Records about charts and figures
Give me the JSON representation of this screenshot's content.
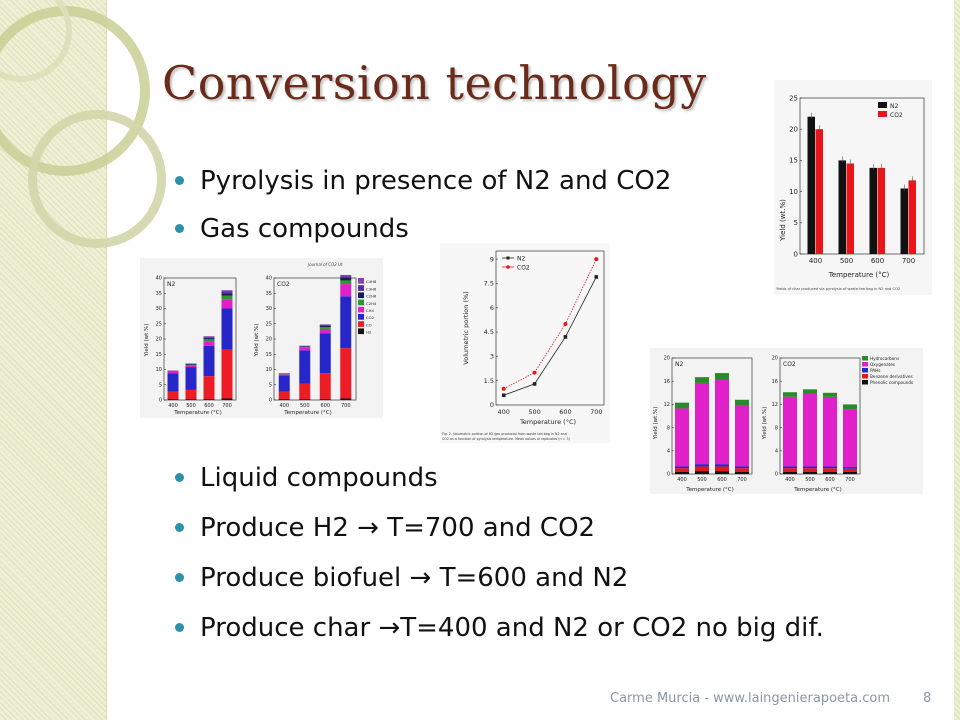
{
  "slide": {
    "title": "Conversion technology",
    "bullets_top": [
      "Pyrolysis in presence of N2 and CO2",
      "Gas compounds"
    ],
    "bullets_bottom": [
      "Liquid compounds",
      "Produce H2 → T=700 and CO2",
      "Produce biofuel → T=600 and N2",
      "Produce char →T=400 and N2 or CO2 no big dif."
    ],
    "footer": "Carme Murcia - www.laingenierapoeta.com",
    "page_number": "8"
  },
  "colors": {
    "title": "#6a2b1b",
    "bullet": "#2e92a6",
    "footer": "#8a98a2",
    "band": "#eef0d5",
    "ring": "#c9cf95"
  },
  "figures": {
    "char_yield": {
      "ylabel": "Yield (wt.%)",
      "xlabel": "Temperature (°C)",
      "legend": [
        "N2",
        "CO2"
      ],
      "caption": "Yields of char produced via pyrolysis of waste tea bag in N2 and CO2"
    },
    "gas_yield": {
      "ylabel": "Yield (wt.%)",
      "xlabel": "Temperature (°C)",
      "panels": [
        "N2",
        "CO2"
      ],
      "legend": [
        "C4H8",
        "C3H6",
        "C2H6",
        "C2H4",
        "CH4",
        "CO2",
        "CO",
        "H2"
      ],
      "journal": "Journal of CO2 Ut"
    },
    "h2_volumetric": {
      "ylabel": "Volumetric portion (%)",
      "xlabel": "Temperature (°C)",
      "legend": [
        "N2",
        "CO2"
      ],
      "caption_line1": "Fig. 2. Volumetric portion of H2 gas produced from waste tea bag in N2 and",
      "caption_line2": "CO2 as a function of pyrolysis temperature. Mean values of replicates (n = 3)"
    },
    "liquid_yield": {
      "ylabel": "Yield (wt.%)",
      "xlabel": "Temperature (°C)",
      "panels": [
        "N2",
        "CO2"
      ],
      "legend": [
        "Hydrocarbons",
        "Oxygenates",
        "PAHs",
        "Benzene derivatives",
        "Phenolic compounds"
      ]
    }
  },
  "chart_data": [
    {
      "type": "bar",
      "name_ref": "char_yield",
      "categories": [
        "400",
        "500",
        "600",
        "700"
      ],
      "series": [
        {
          "name": "N2",
          "values": [
            22.0,
            15.0,
            13.8,
            10.5
          ],
          "color": "#111111"
        },
        {
          "name": "CO2",
          "values": [
            20.0,
            14.5,
            13.8,
            11.8
          ],
          "color": "#e8161b"
        }
      ],
      "ylim": [
        0,
        25
      ],
      "yticks": [
        0,
        5,
        10,
        15,
        20,
        25
      ]
    },
    {
      "type": "bar",
      "name_ref": "gas_yield",
      "stacked": true,
      "categories": [
        "400",
        "500",
        "600",
        "700"
      ],
      "stack_colors": [
        "#111111",
        "#ee1c24",
        "#2727c9",
        "#e020c8",
        "#2a9a2a",
        "#1a1a5a",
        "#5a2ca0",
        "#8a3fb8"
      ],
      "panels": [
        {
          "name": "N2",
          "stacks": [
            [
              0.3,
              2.5,
              6.0,
              0.4,
              0.2,
              0.1,
              0.1,
              0.1
            ],
            [
              0.3,
              3.0,
              7.5,
              0.5,
              0.3,
              0.2,
              0.1,
              0.1
            ],
            [
              0.3,
              7.5,
              10.0,
              1.5,
              0.6,
              0.4,
              0.3,
              0.3
            ],
            [
              0.5,
              16.0,
              13.5,
              3.0,
              1.2,
              0.8,
              0.6,
              0.4
            ]
          ]
        },
        {
          "name": "CO2",
          "stacks": [
            [
              0.3,
              2.5,
              5.3,
              0.3,
              0.1,
              0.1,
              0.1,
              0.1
            ],
            [
              0.3,
              5.0,
              11.0,
              0.8,
              0.3,
              0.2,
              0.1,
              0.1
            ],
            [
              0.3,
              8.5,
              13.0,
              1.5,
              0.6,
              0.4,
              0.3,
              0.2
            ],
            [
              0.5,
              16.5,
              17.0,
              4.0,
              1.2,
              0.8,
              0.5,
              0.5
            ]
          ]
        }
      ],
      "ylim": [
        0,
        40
      ],
      "yticks": [
        0,
        5,
        10,
        15,
        20,
        25,
        30,
        35,
        40
      ]
    },
    {
      "type": "line",
      "name_ref": "h2_volumetric",
      "x": [
        400,
        500,
        600,
        700
      ],
      "series": [
        {
          "name": "N2",
          "values": [
            0.6,
            1.3,
            4.2,
            7.9
          ],
          "color": "#222222"
        },
        {
          "name": "CO2",
          "values": [
            1.0,
            2.0,
            5.0,
            9.0
          ],
          "color": "#e8161b"
        }
      ],
      "ylim": [
        0,
        9.5
      ],
      "yticks": [
        0.0,
        1.5,
        3.0,
        4.5,
        6.0,
        7.5,
        9.0
      ]
    },
    {
      "type": "bar",
      "name_ref": "liquid_yield",
      "stacked": true,
      "categories": [
        "400",
        "500",
        "600",
        "700"
      ],
      "stack_colors": [
        "#111111",
        "#e8161b",
        "#2727c9",
        "#e020c8",
        "#2a8a2a"
      ],
      "panels": [
        {
          "name": "N2",
          "stacks": [
            [
              0.4,
              0.6,
              0.3,
              10.0,
              1.0
            ],
            [
              0.5,
              0.8,
              0.4,
              14.0,
              1.0
            ],
            [
              0.5,
              0.8,
              0.4,
              14.5,
              1.2
            ],
            [
              0.4,
              0.6,
              0.3,
              10.5,
              1.0
            ]
          ]
        },
        {
          "name": "CO2",
          "stacks": [
            [
              0.4,
              0.6,
              0.3,
              12.0,
              0.8
            ],
            [
              0.4,
              0.6,
              0.3,
              12.5,
              0.8
            ],
            [
              0.4,
              0.6,
              0.3,
              12.0,
              0.7
            ],
            [
              0.4,
              0.5,
              0.3,
              10.0,
              0.8
            ]
          ]
        }
      ],
      "ylim": [
        0,
        20
      ],
      "yticks": [
        0,
        4,
        8,
        12,
        16,
        20
      ]
    }
  ]
}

### Written exercise
In your copy of the records, include no pictures; repeat everything else exactly.

### The result
Give me the JSON representation of this screenshot's content.
{
  "slide": {
    "title": "Conversion technology",
    "bullets_top": [
      "Pyrolysis in presence of N2 and CO2",
      "Gas compounds"
    ],
    "bullets_bottom": [
      "Liquid compounds",
      "Produce H2 → T=700 and CO2",
      "Produce biofuel → T=600 and N2",
      "Produce char →T=400 and N2 or CO2 no big dif."
    ],
    "footer": "Carme Murcia - www.laingenierapoeta.com",
    "page_number": "8"
  },
  "colors": {
    "title": "#6a2b1b",
    "bullet": "#2e92a6",
    "footer": "#8a98a2",
    "band": "#eef0d5",
    "ring": "#c9cf95"
  },
  "figures": {
    "char_yield": {
      "ylabel": "Yield (wt.%)",
      "xlabel": "Temperature (°C)",
      "legend": [
        "N2",
        "CO2"
      ],
      "caption": "Yields of char produced via pyrolysis of waste tea bag in N2 and CO2"
    },
    "gas_yield": {
      "ylabel": "Yield (wt.%)",
      "xlabel": "Temperature (°C)",
      "panels": [
        "N2",
        "CO2"
      ],
      "legend": [
        "C4H8",
        "C3H6",
        "C2H6",
        "C2H4",
        "CH4",
        "CO2",
        "CO",
        "H2"
      ],
      "journal": "Journal of CO2 Ut"
    },
    "h2_volumetric": {
      "ylabel": "Volumetric portion (%)",
      "xlabel": "Temperature (°C)",
      "legend": [
        "N2",
        "CO2"
      ],
      "caption_line1": "Fig. 2. Volumetric portion of H2 gas produced from waste tea bag in N2 and",
      "caption_line2": "CO2 as a function of pyrolysis temperature. Mean values of replicates (n = 3)"
    },
    "liquid_yield": {
      "ylabel": "Yield (wt.%)",
      "xlabel": "Temperature (°C)",
      "panels": [
        "N2",
        "CO2"
      ],
      "legend": [
        "Hydrocarbons",
        "Oxygenates",
        "PAHs",
        "Benzene derivatives",
        "Phenolic compounds"
      ]
    }
  },
  "chart_data": [
    {
      "type": "bar",
      "name_ref": "char_yield",
      "categories": [
        "400",
        "500",
        "600",
        "700"
      ],
      "series": [
        {
          "name": "N2",
          "values": [
            22.0,
            15.0,
            13.8,
            10.5
          ],
          "color": "#111111"
        },
        {
          "name": "CO2",
          "values": [
            20.0,
            14.5,
            13.8,
            11.8
          ],
          "color": "#e8161b"
        }
      ],
      "ylim": [
        0,
        25
      ],
      "yticks": [
        0,
        5,
        10,
        15,
        20,
        25
      ]
    },
    {
      "type": "bar",
      "name_ref": "gas_yield",
      "stacked": true,
      "categories": [
        "400",
        "500",
        "600",
        "700"
      ],
      "stack_colors": [
        "#111111",
        "#ee1c24",
        "#2727c9",
        "#e020c8",
        "#2a9a2a",
        "#1a1a5a",
        "#5a2ca0",
        "#8a3fb8"
      ],
      "panels": [
        {
          "name": "N2",
          "stacks": [
            [
              0.3,
              2.5,
              6.0,
              0.4,
              0.2,
              0.1,
              0.1,
              0.1
            ],
            [
              0.3,
              3.0,
              7.5,
              0.5,
              0.3,
              0.2,
              0.1,
              0.1
            ],
            [
              0.3,
              7.5,
              10.0,
              1.5,
              0.6,
              0.4,
              0.3,
              0.3
            ],
            [
              0.5,
              16.0,
              13.5,
              3.0,
              1.2,
              0.8,
              0.6,
              0.4
            ]
          ]
        },
        {
          "name": "CO2",
          "stacks": [
            [
              0.3,
              2.5,
              5.3,
              0.3,
              0.1,
              0.1,
              0.1,
              0.1
            ],
            [
              0.3,
              5.0,
              11.0,
              0.8,
              0.3,
              0.2,
              0.1,
              0.1
            ],
            [
              0.3,
              8.5,
              13.0,
              1.5,
              0.6,
              0.4,
              0.3,
              0.2
            ],
            [
              0.5,
              16.5,
              17.0,
              4.0,
              1.2,
              0.8,
              0.5,
              0.5
            ]
          ]
        }
      ],
      "ylim": [
        0,
        40
      ],
      "yticks": [
        0,
        5,
        10,
        15,
        20,
        25,
        30,
        35,
        40
      ]
    },
    {
      "type": "line",
      "name_ref": "h2_volumetric",
      "x": [
        400,
        500,
        600,
        700
      ],
      "series": [
        {
          "name": "N2",
          "values": [
            0.6,
            1.3,
            4.2,
            7.9
          ],
          "color": "#222222"
        },
        {
          "name": "CO2",
          "values": [
            1.0,
            2.0,
            5.0,
            9.0
          ],
          "color": "#e8161b"
        }
      ],
      "ylim": [
        0,
        9.5
      ],
      "yticks": [
        0.0,
        1.5,
        3.0,
        4.5,
        6.0,
        7.5,
        9.0
      ]
    },
    {
      "type": "bar",
      "name_ref": "liquid_yield",
      "stacked": true,
      "categories": [
        "400",
        "500",
        "600",
        "700"
      ],
      "stack_colors": [
        "#111111",
        "#e8161b",
        "#2727c9",
        "#e020c8",
        "#2a8a2a"
      ],
      "panels": [
        {
          "name": "N2",
          "stacks": [
            [
              0.4,
              0.6,
              0.3,
              10.0,
              1.0
            ],
            [
              0.5,
              0.8,
              0.4,
              14.0,
              1.0
            ],
            [
              0.5,
              0.8,
              0.4,
              14.5,
              1.2
            ],
            [
              0.4,
              0.6,
              0.3,
              10.5,
              1.0
            ]
          ]
        },
        {
          "name": "CO2",
          "stacks": [
            [
              0.4,
              0.6,
              0.3,
              12.0,
              0.8
            ],
            [
              0.4,
              0.6,
              0.3,
              12.5,
              0.8
            ],
            [
              0.4,
              0.6,
              0.3,
              12.0,
              0.7
            ],
            [
              0.4,
              0.5,
              0.3,
              10.0,
              0.8
            ]
          ]
        }
      ],
      "ylim": [
        0,
        20
      ],
      "yticks": [
        0,
        4,
        8,
        12,
        16,
        20
      ]
    }
  ]
}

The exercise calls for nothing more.